+++ Available records +++
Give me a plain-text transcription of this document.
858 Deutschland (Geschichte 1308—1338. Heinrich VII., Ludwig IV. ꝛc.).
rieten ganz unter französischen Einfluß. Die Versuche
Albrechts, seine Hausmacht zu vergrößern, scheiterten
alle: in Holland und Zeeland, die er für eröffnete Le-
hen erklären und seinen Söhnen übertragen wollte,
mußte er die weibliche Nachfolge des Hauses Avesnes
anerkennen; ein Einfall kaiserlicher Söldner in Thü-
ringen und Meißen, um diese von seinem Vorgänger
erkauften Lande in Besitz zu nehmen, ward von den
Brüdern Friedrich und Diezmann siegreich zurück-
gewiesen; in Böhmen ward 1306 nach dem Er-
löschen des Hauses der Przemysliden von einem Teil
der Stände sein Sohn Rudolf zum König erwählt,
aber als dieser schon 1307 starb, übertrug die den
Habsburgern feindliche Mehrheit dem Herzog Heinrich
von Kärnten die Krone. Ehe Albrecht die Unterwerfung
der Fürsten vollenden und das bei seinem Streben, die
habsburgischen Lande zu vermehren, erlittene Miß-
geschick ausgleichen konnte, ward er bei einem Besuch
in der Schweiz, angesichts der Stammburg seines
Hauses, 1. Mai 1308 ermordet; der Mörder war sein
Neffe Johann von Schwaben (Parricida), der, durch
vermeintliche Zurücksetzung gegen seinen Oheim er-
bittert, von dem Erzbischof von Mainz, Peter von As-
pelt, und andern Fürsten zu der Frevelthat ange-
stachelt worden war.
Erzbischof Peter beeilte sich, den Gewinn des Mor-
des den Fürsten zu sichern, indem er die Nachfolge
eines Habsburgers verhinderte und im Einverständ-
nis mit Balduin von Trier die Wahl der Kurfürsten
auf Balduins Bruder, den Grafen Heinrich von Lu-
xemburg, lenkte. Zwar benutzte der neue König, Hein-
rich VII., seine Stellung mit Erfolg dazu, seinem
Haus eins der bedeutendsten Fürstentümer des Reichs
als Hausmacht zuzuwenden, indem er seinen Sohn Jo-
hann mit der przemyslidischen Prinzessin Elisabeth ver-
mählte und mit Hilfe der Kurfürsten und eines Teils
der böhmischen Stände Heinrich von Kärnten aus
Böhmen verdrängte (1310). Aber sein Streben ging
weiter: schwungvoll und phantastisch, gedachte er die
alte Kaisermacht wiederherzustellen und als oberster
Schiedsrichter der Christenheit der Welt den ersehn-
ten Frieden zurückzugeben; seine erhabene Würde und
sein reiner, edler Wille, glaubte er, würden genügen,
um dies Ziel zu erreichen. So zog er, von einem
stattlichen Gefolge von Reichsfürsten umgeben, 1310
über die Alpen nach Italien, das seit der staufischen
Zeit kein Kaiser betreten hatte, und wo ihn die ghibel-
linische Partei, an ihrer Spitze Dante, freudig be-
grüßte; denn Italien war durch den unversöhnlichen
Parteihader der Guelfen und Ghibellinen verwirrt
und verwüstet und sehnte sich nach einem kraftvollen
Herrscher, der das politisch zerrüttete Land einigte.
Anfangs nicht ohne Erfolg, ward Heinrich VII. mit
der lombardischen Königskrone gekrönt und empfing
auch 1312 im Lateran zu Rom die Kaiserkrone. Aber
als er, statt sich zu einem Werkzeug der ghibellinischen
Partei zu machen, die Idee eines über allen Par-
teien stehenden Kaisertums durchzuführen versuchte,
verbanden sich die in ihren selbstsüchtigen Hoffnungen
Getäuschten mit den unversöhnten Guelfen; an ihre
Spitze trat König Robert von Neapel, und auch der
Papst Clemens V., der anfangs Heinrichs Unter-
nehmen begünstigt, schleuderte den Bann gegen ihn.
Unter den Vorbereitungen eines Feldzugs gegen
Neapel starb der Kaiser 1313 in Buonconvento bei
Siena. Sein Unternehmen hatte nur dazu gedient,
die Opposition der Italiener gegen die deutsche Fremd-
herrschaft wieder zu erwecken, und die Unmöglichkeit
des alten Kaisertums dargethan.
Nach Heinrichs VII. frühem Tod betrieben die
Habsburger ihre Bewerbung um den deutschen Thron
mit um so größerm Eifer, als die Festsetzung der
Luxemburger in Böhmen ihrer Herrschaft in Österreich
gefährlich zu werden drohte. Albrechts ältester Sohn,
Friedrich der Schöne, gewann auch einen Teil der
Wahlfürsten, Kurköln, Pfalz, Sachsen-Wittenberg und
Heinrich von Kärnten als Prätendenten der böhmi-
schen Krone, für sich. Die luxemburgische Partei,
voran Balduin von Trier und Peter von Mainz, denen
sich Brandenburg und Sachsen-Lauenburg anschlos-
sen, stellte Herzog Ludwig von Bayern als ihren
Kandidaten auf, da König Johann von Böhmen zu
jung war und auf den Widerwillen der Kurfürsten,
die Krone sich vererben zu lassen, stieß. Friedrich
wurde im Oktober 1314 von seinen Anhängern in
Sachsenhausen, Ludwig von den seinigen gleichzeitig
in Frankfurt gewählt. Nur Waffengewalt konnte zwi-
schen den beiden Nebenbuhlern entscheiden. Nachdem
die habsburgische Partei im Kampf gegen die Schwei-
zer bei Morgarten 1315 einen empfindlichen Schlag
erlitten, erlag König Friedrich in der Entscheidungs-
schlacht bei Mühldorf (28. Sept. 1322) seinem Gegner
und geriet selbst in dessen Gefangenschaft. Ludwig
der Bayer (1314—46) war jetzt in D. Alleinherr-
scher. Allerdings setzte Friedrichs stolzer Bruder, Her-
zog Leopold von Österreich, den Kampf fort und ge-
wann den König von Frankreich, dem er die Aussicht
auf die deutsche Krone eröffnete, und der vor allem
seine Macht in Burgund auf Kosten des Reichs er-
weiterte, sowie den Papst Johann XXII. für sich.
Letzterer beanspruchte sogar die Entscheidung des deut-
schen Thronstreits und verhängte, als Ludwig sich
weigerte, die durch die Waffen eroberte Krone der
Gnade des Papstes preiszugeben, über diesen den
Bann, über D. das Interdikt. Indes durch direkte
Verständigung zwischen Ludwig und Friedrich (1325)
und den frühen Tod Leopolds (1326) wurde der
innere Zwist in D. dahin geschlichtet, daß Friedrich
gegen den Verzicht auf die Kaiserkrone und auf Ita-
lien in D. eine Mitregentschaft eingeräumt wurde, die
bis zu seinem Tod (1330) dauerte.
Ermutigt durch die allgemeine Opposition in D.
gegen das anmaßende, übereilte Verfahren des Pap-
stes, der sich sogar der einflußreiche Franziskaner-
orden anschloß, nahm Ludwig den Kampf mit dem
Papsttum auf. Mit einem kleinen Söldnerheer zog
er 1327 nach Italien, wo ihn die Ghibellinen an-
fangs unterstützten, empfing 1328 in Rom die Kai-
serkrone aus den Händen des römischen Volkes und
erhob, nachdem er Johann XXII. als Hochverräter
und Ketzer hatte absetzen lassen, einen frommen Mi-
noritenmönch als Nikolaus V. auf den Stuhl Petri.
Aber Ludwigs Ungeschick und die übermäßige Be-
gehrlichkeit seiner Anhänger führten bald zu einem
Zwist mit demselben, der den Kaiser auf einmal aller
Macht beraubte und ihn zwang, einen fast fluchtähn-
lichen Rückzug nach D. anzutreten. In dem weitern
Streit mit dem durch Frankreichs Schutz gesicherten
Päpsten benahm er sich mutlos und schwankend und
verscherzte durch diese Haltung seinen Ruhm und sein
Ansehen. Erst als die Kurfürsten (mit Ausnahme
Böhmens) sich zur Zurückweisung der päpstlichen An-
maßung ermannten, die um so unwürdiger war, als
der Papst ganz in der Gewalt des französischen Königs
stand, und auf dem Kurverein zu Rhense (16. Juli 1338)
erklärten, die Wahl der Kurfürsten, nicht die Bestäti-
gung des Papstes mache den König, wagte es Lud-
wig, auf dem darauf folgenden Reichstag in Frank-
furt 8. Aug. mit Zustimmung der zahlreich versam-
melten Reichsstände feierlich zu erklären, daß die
+++
Your objective: On how many lines does the word "auch" appear? Answer with only the number.

Written response: 3